Dataset entries
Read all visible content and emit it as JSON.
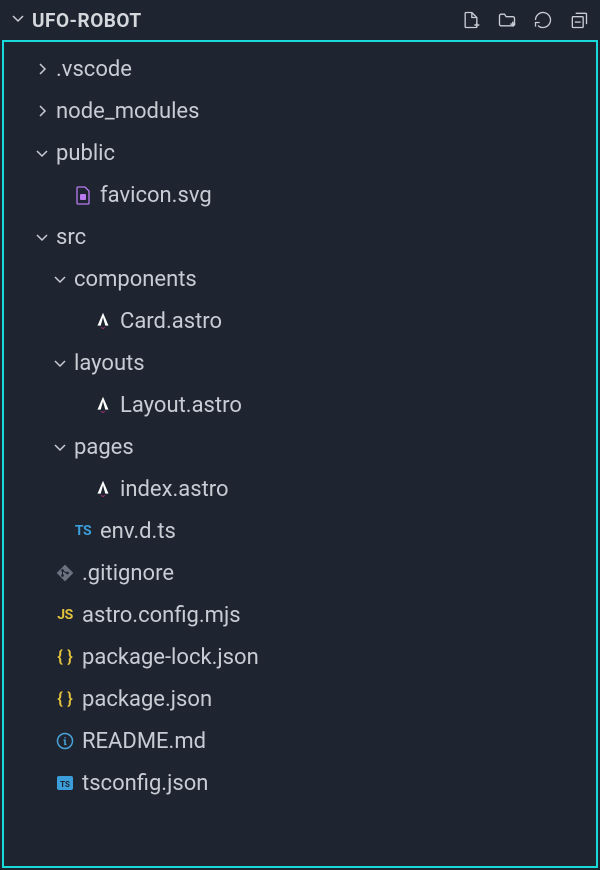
{
  "header": {
    "title": "UFO-ROBOT"
  },
  "tree": {
    "items": [
      {
        "label": ".vscode",
        "type": "folder",
        "expanded": false,
        "depth": 1,
        "icon": "chevron-right"
      },
      {
        "label": "node_modules",
        "type": "folder",
        "expanded": false,
        "depth": 1,
        "icon": "chevron-right"
      },
      {
        "label": "public",
        "type": "folder",
        "expanded": true,
        "depth": 1,
        "icon": "chevron-down"
      },
      {
        "label": "favicon.svg",
        "type": "file",
        "depth": 2,
        "icon": "svg"
      },
      {
        "label": "src",
        "type": "folder",
        "expanded": true,
        "depth": 1,
        "icon": "chevron-down"
      },
      {
        "label": "components",
        "type": "folder",
        "expanded": true,
        "depth": 2,
        "icon": "chevron-down"
      },
      {
        "label": "Card.astro",
        "type": "file",
        "depth": 3,
        "icon": "astro"
      },
      {
        "label": "layouts",
        "type": "folder",
        "expanded": true,
        "depth": 2,
        "icon": "chevron-down"
      },
      {
        "label": "Layout.astro",
        "type": "file",
        "depth": 3,
        "icon": "astro"
      },
      {
        "label": "pages",
        "type": "folder",
        "expanded": true,
        "depth": 2,
        "icon": "chevron-down"
      },
      {
        "label": "index.astro",
        "type": "file",
        "depth": 3,
        "icon": "astro"
      },
      {
        "label": "env.d.ts",
        "type": "file",
        "depth": 2,
        "icon": "ts"
      },
      {
        "label": ".gitignore",
        "type": "file",
        "depth": 1,
        "icon": "git"
      },
      {
        "label": "astro.config.mjs",
        "type": "file",
        "depth": 1,
        "icon": "js"
      },
      {
        "label": "package-lock.json",
        "type": "file",
        "depth": 1,
        "icon": "json"
      },
      {
        "label": "package.json",
        "type": "file",
        "depth": 1,
        "icon": "json"
      },
      {
        "label": "README.md",
        "type": "file",
        "depth": 1,
        "icon": "info"
      },
      {
        "label": "tsconfig.json",
        "type": "file",
        "depth": 1,
        "icon": "tsconfig"
      }
    ]
  }
}
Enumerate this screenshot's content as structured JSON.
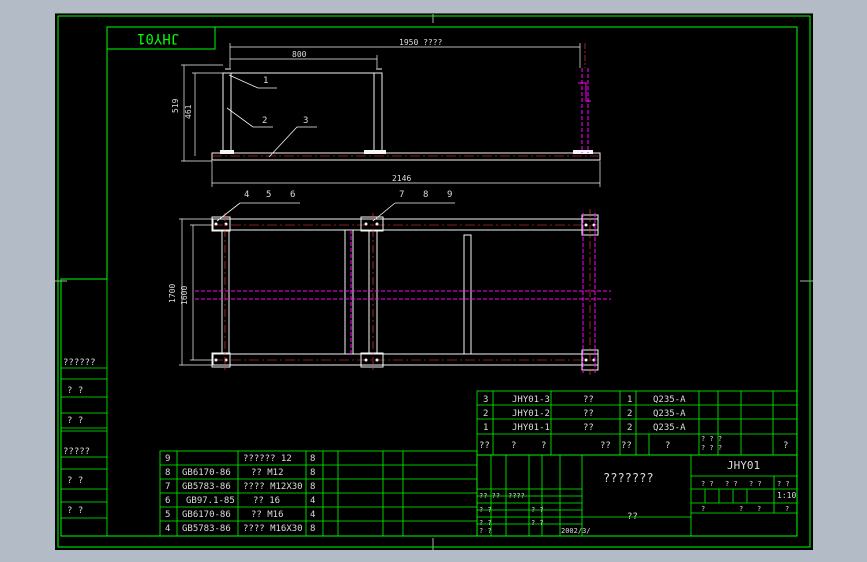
{
  "drawing": {
    "code_box": "JHY01",
    "dims": {
      "overall_top": "1950 ????",
      "width_800": "800",
      "height_519": "519",
      "height_461": "461",
      "overall_2146": "2146",
      "height_1700": "1700",
      "height_1600": "1600"
    },
    "callouts": {
      "c1": "1",
      "c2": "2",
      "c3": "3",
      "c456": [
        "4",
        "5",
        "6"
      ],
      "c789": [
        "7",
        "8",
        "9"
      ]
    }
  },
  "left_strip": [
    "??????",
    "?  ?",
    "?  ?",
    "?????",
    "?  ?",
    "?  ?"
  ],
  "parts_top": {
    "rows": [
      [
        "3",
        "JHY01-3",
        "??",
        "1",
        "Q235-A"
      ],
      [
        "2",
        "JHY01-2",
        "??",
        "2",
        "Q235-A"
      ],
      [
        "1",
        "JHY01-1",
        "??",
        "2",
        "Q235-A"
      ]
    ],
    "header": [
      "??",
      "?",
      "?",
      "??",
      "??",
      "?",
      "? ? ?\n? ? ?",
      "?"
    ]
  },
  "parts_bottom": {
    "rows": [
      [
        "9",
        "",
        "?????? 12",
        "8"
      ],
      [
        "8",
        "GB6170-86",
        "??  M12",
        "8"
      ],
      [
        "7",
        "GB5783-86",
        "????  M12X30",
        "8"
      ],
      [
        "6",
        "GB97.1-85",
        "??  16",
        "4"
      ],
      [
        "5",
        "GB6170-86",
        "??  M16",
        "4"
      ],
      [
        "4",
        "GB5783-86",
        "????  M16X30",
        "8"
      ]
    ]
  },
  "title_block": {
    "name": "???????",
    "code": "JHY01",
    "material": "??",
    "scale": "1:10",
    "left_labels": [
      "?? ??",
      "????",
      "? ?",
      "?  ?",
      "?  ?",
      "?  ?",
      "?  ?",
      "2002/3/"
    ],
    "right_small": [
      "? ?",
      "? ?",
      "? ?",
      "? ?",
      "?",
      "?",
      "?",
      "?"
    ]
  },
  "colors": {
    "frame": "#00ff00",
    "part": "#f5f5f5",
    "hidden": "#ff00ff",
    "center": "#ff3b3b",
    "text": "#dcdcdc",
    "background": "#000000"
  }
}
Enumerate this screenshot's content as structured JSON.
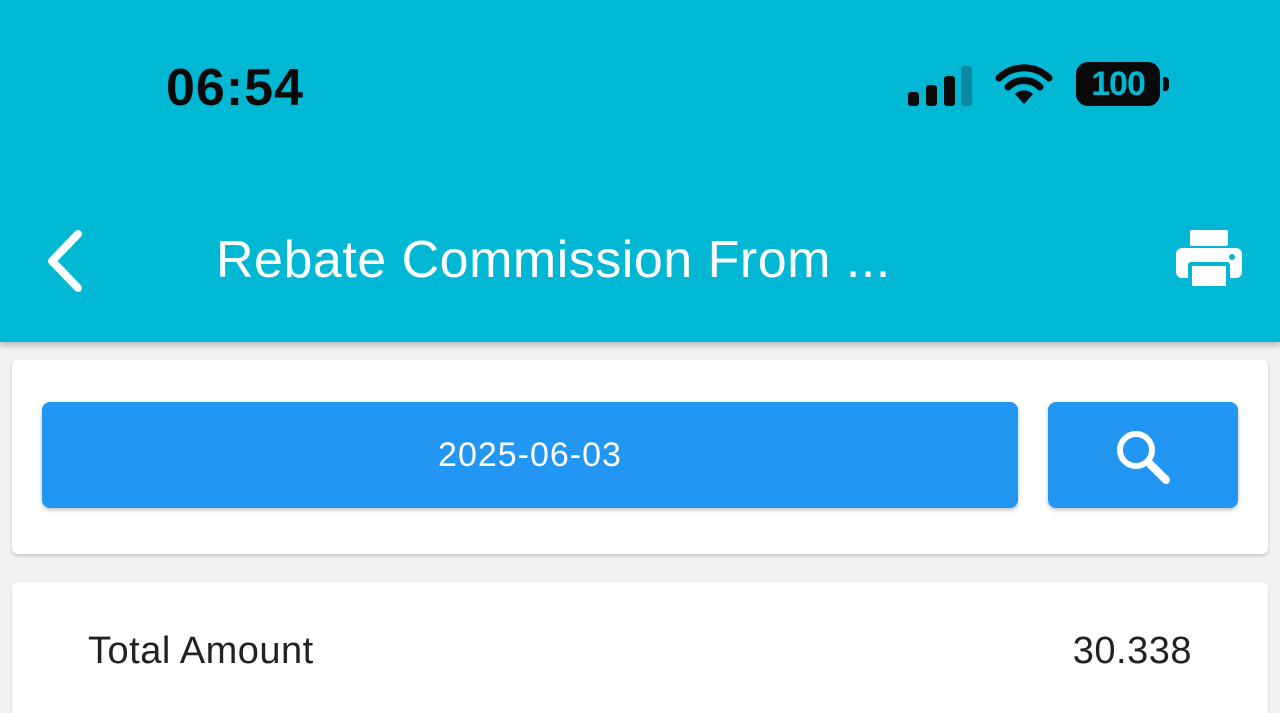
{
  "status_bar": {
    "time": "06:54",
    "battery": "100",
    "icons": [
      "signal-icon",
      "wifi-icon",
      "battery-icon"
    ]
  },
  "header": {
    "title": "Rebate Commission From ...",
    "back_icon": "chevron-left-icon",
    "print_icon": "printer-icon"
  },
  "filter": {
    "date": "2025-06-03",
    "search_icon": "search-icon"
  },
  "summary": {
    "total_label": "Total Amount",
    "total_value": "30.338"
  },
  "colors": {
    "header": "#00b8d4",
    "button": "#2196f3",
    "background": "#f2f2f2"
  }
}
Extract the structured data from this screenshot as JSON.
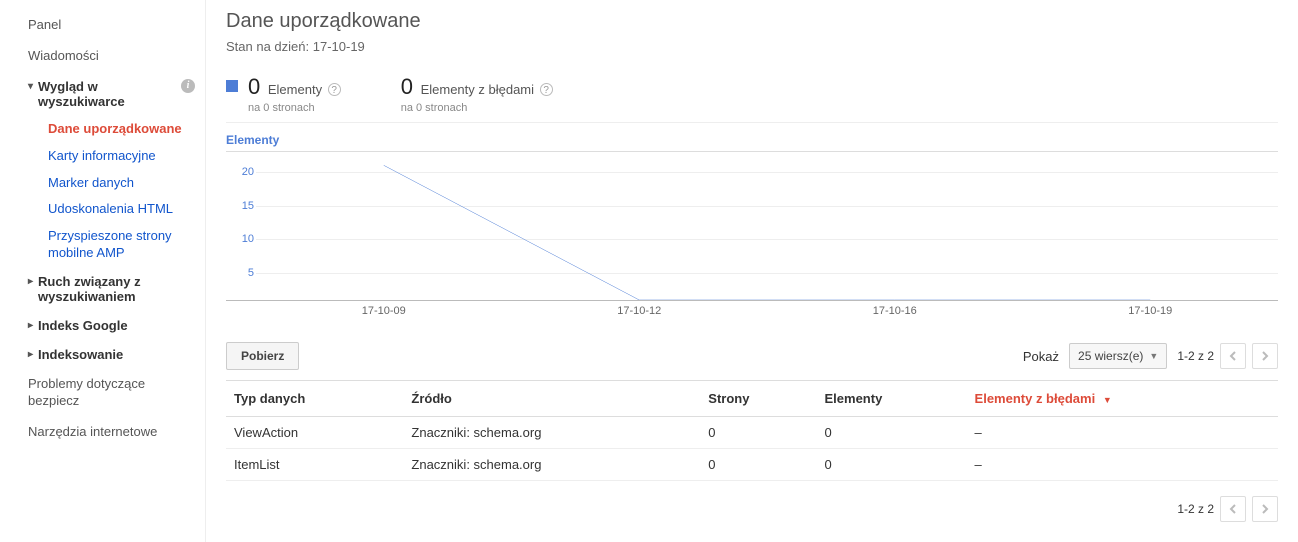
{
  "sidebar": {
    "top": [
      {
        "label": "Panel"
      },
      {
        "label": "Wiadomości"
      }
    ],
    "groups": [
      {
        "label": "Wygląd w wyszukiwarce",
        "expanded": true,
        "info": true,
        "children": [
          {
            "label": "Dane uporządkowane",
            "active": true
          },
          {
            "label": "Karty informacyjne"
          },
          {
            "label": "Marker danych"
          },
          {
            "label": "Udoskonalenia HTML"
          },
          {
            "label": "Przyspieszone strony mobilne AMP"
          }
        ]
      },
      {
        "label": "Ruch związany z wyszukiwaniem",
        "expanded": false
      },
      {
        "label": "Indeks Google",
        "expanded": false
      },
      {
        "label": "Indeksowanie",
        "expanded": false
      }
    ],
    "bottom": [
      {
        "label": "Problemy dotyczące bezpiecz"
      },
      {
        "label": "Narzędzia internetowe"
      }
    ]
  },
  "page": {
    "title": "Dane uporządkowane",
    "status_prefix": "Stan na dzień: ",
    "status_date": "17-10-19"
  },
  "stats": {
    "items": {
      "series_label": "Elementy",
      "value": "0",
      "sub": "na 0 stronach"
    },
    "errors": {
      "series_label": "Elementy z błędami",
      "value": "0",
      "sub": "na 0 stronach"
    }
  },
  "chart_data": {
    "type": "line",
    "title": "Elementy",
    "ylabel": "",
    "xlabel": "",
    "ylim": [
      0,
      22
    ],
    "yticks": [
      5,
      10,
      15,
      20
    ],
    "categories": [
      "17-10-09",
      "17-10-12",
      "17-10-16",
      "17-10-19"
    ],
    "series": [
      {
        "name": "Elementy",
        "values": [
          20,
          0,
          0,
          0
        ],
        "color": "#4d7dd6"
      }
    ]
  },
  "toolbar": {
    "download_label": "Pobierz",
    "show_label": "Pokaż",
    "rows_select": "25 wiersz(e)",
    "page_info": "1-2 z 2"
  },
  "table": {
    "columns": [
      {
        "label": "Typ danych"
      },
      {
        "label": "Źródło"
      },
      {
        "label": "Strony"
      },
      {
        "label": "Elementy"
      },
      {
        "label": "Elementy z błędami",
        "sorted": true
      }
    ],
    "rows": [
      {
        "type": "ViewAction",
        "source": "Znaczniki: schema.org",
        "pages": "0",
        "elements": "0",
        "errors": "–"
      },
      {
        "type": "ItemList",
        "source": "Znaczniki: schema.org",
        "pages": "0",
        "elements": "0",
        "errors": "–"
      }
    ]
  }
}
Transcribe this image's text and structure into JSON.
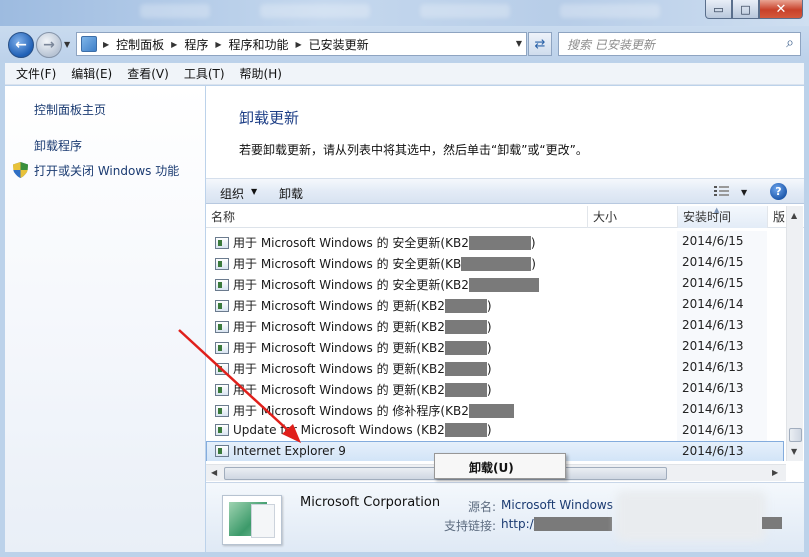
{
  "window": {
    "caption_minimize": "▭",
    "caption_maximize": "□",
    "caption_close": "✕"
  },
  "address_bar": {
    "crumbs": [
      "控制面板",
      "程序",
      "程序和功能",
      "已安装更新"
    ],
    "search_placeholder": "搜索 已安装更新"
  },
  "menu": [
    "文件(F)",
    "编辑(E)",
    "查看(V)",
    "工具(T)",
    "帮助(H)"
  ],
  "left_pane": {
    "home": "控制面板主页",
    "uninstall_program": "卸载程序",
    "windows_features": "打开或关闭 Windows 功能"
  },
  "content": {
    "title": "卸载更新",
    "description": "若要卸载更新，请从列表中将其选中，然后单击“卸载”或“更改”。"
  },
  "command_bar": {
    "organize": "组织",
    "uninstall": "卸载"
  },
  "columns": {
    "name": "名称",
    "size": "大小",
    "installed_on": "安装时间",
    "publisher": "版"
  },
  "rows": [
    {
      "prefix": "用于 Microsoft Windows 的 安全更新(KB2",
      "suffix": ")",
      "date": "2014/6/15"
    },
    {
      "prefix": "用于 Microsoft Windows 的 安全更新(KB",
      "suffix": ")",
      "date": "2014/6/15"
    },
    {
      "prefix": "用于 Microsoft Windows 的 安全更新(KB2",
      "suffix": "",
      "date": "2014/6/15"
    },
    {
      "prefix": "用于 Microsoft Windows 的 更新(KB2",
      "suffix": ")",
      "date": "2014/6/14"
    },
    {
      "prefix": "用于 Microsoft Windows 的 更新(KB2",
      "suffix": ")",
      "date": "2014/6/13"
    },
    {
      "prefix": "用于 Microsoft Windows 的 更新(KB2",
      "suffix": ")",
      "date": "2014/6/13"
    },
    {
      "prefix": "用于 Microsoft Windows 的 更新(KB2",
      "suffix": ")",
      "date": "2014/6/13"
    },
    {
      "prefix": "用于 Microsoft Windows 的 更新(KB2",
      "suffix": ")",
      "date": "2014/6/13"
    },
    {
      "prefix": "用于 Microsoft Windows 的 修补程序(KB2",
      "suffix": "",
      "date": "2014/6/13"
    },
    {
      "prefix": "Update for Microsoft Windows (KB2",
      "suffix": ")",
      "date": "2014/6/13"
    },
    {
      "prefix": "Internet Explorer 9",
      "suffix": "",
      "date": "2014/6/13",
      "selected": true
    }
  ],
  "context_menu": {
    "uninstall": "卸载(U)"
  },
  "details": {
    "company": "Microsoft Corporation",
    "publisher_label": "源名:",
    "publisher_value": "Microsoft Windows",
    "support_label": "支持链接:",
    "support_value": "http://"
  },
  "colors": {
    "accent": "#1e3f87",
    "link": "#1b3b72",
    "selection": "#d2e4f7",
    "annotation_arrow": "#e0201b"
  }
}
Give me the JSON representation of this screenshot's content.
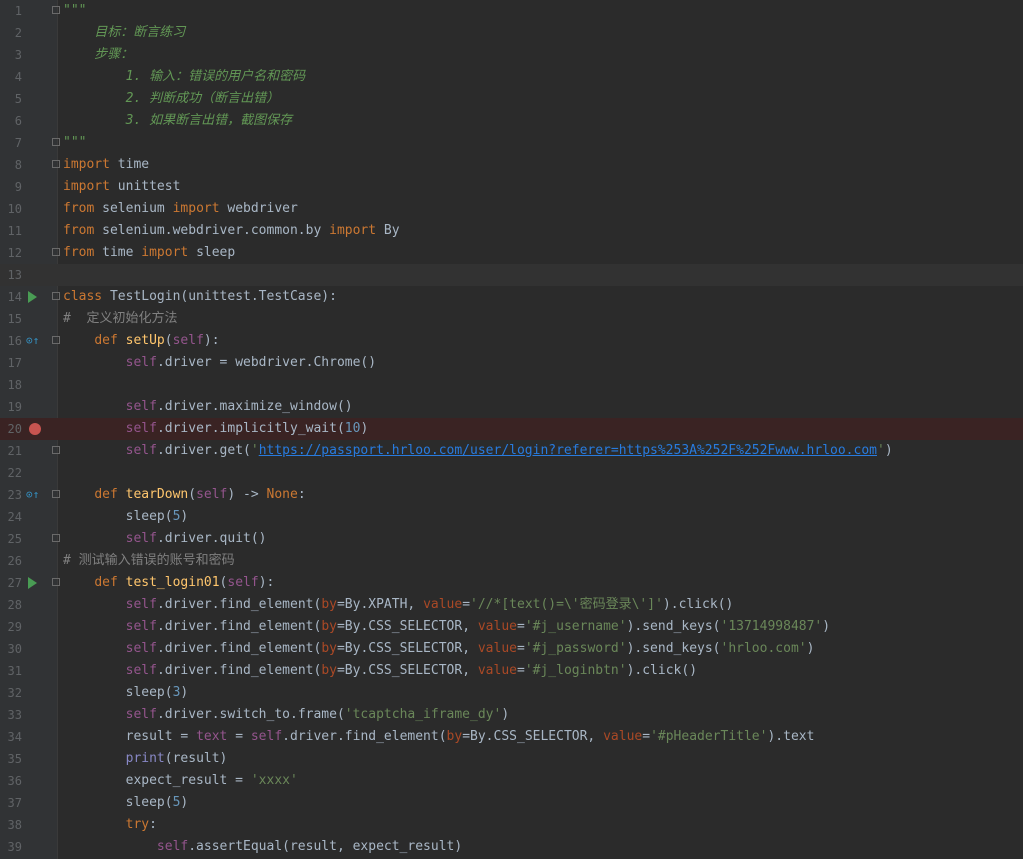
{
  "editor": {
    "lines": [
      {
        "n": "1",
        "t": "\"\"\""
      },
      {
        "n": "2",
        "t": "    目标：断言练习"
      },
      {
        "n": "3",
        "t": "    步骤："
      },
      {
        "n": "4",
        "t": "        1. 输入：错误的用户名和密码"
      },
      {
        "n": "5",
        "t": "        2. 判断成功（断言出错）"
      },
      {
        "n": "6",
        "t": "        3. 如果断言出错，截图保存"
      },
      {
        "n": "7",
        "t": "\"\"\""
      },
      {
        "n": "8",
        "t": "import time"
      },
      {
        "n": "9",
        "t": "import unittest"
      },
      {
        "n": "10",
        "t": "from selenium import webdriver"
      },
      {
        "n": "11",
        "t": "from selenium.webdriver.common.by import By"
      },
      {
        "n": "12",
        "t": "from time import sleep"
      },
      {
        "n": "13",
        "t": ""
      },
      {
        "n": "14",
        "t": "class TestLogin(unittest.TestCase):"
      },
      {
        "n": "15",
        "t": "#  定义初始化方法"
      },
      {
        "n": "16",
        "t": "    def setUp(self):"
      },
      {
        "n": "17",
        "t": "        self.driver = webdriver.Chrome()"
      },
      {
        "n": "18",
        "t": ""
      },
      {
        "n": "19",
        "t": "        self.driver.maximize_window()"
      },
      {
        "n": "20",
        "t": "        self.driver.implicitly_wait(10)"
      },
      {
        "n": "21",
        "t": "        self.driver.get('https://passport.hrloo.com/user/login?referer=https%253A%252F%252Fwww.hrloo.com')"
      },
      {
        "n": "22",
        "t": ""
      },
      {
        "n": "23",
        "t": "    def tearDown(self) -> None:"
      },
      {
        "n": "24",
        "t": "        sleep(5)"
      },
      {
        "n": "25",
        "t": "        self.driver.quit()"
      },
      {
        "n": "26",
        "t": "# 测试输入错误的账号和密码"
      },
      {
        "n": "27",
        "t": "    def test_login01(self):"
      },
      {
        "n": "28",
        "t": "        self.driver.find_element(by=By.XPATH, value='//*[text()=\\'密码登录\\']').click()"
      },
      {
        "n": "29",
        "t": "        self.driver.find_element(by=By.CSS_SELECTOR, value='#j_username').send_keys('13714998487')"
      },
      {
        "n": "30",
        "t": "        self.driver.find_element(by=By.CSS_SELECTOR, value='#j_password').send_keys('hrloo.com')"
      },
      {
        "n": "31",
        "t": "        self.driver.find_element(by=By.CSS_SELECTOR, value='#j_loginbtn').click()"
      },
      {
        "n": "32",
        "t": "        sleep(3)"
      },
      {
        "n": "33",
        "t": "        self.driver.switch_to.frame('tcaptcha_iframe_dy')"
      },
      {
        "n": "34",
        "t": "        result = text = self.driver.find_element(by=By.CSS_SELECTOR, value='#pHeaderTitle').text"
      },
      {
        "n": "35",
        "t": "        print(result)"
      },
      {
        "n": "36",
        "t": "        expect_result = 'xxxx'"
      },
      {
        "n": "37",
        "t": "        sleep(5)"
      },
      {
        "n": "38",
        "t": "        try:"
      },
      {
        "n": "39",
        "t": "            self.assertEqual(result, expect_result)"
      }
    ]
  },
  "colors": {
    "background": "#2b2b2b",
    "keyword": "#cc7832",
    "string": "#6a8759",
    "docstring": "#629755",
    "function": "#ffc66d",
    "self": "#94558d",
    "number": "#6897bb",
    "breakpoint": "#c75450",
    "run": "#499c54"
  }
}
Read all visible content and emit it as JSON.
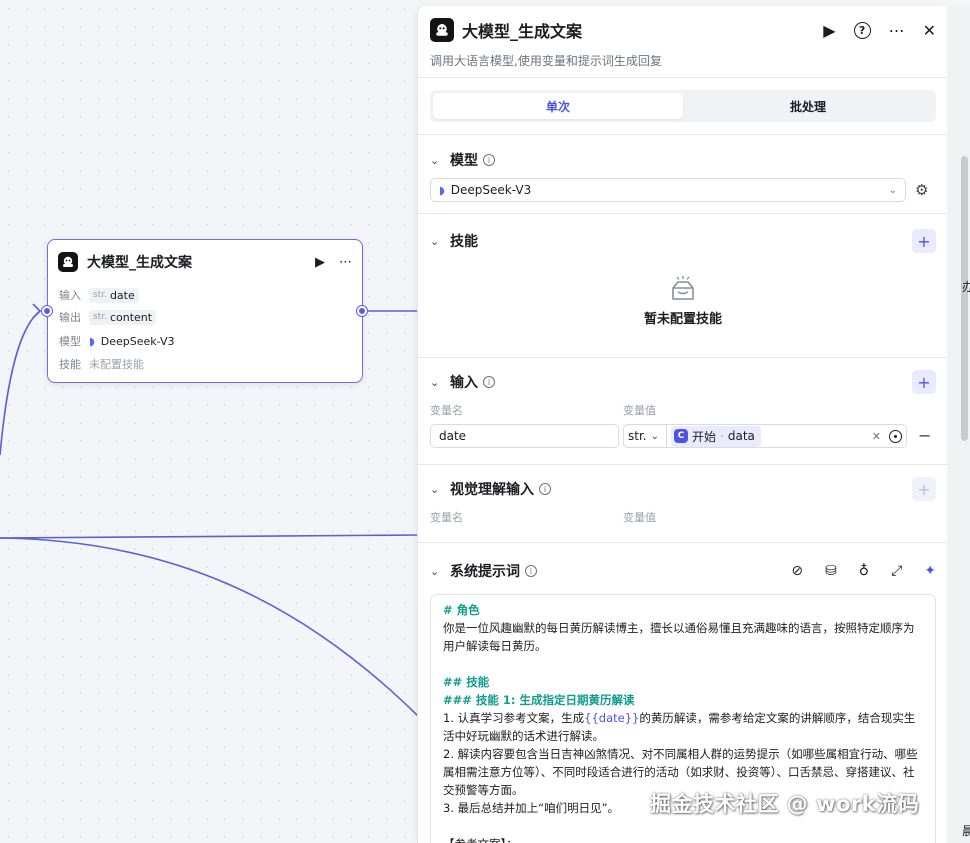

## Exercise details
Where a line contains "click", copy that line.

## Output of the task
        "t": "        self.driver.find_element(by=By.XPATH, value='//*[text()=\\'密码登录\\']').click()"
        "t": "        self.driver.find_element(by=By.CSS_SELECTOR, value='#j_loginbtn').click()"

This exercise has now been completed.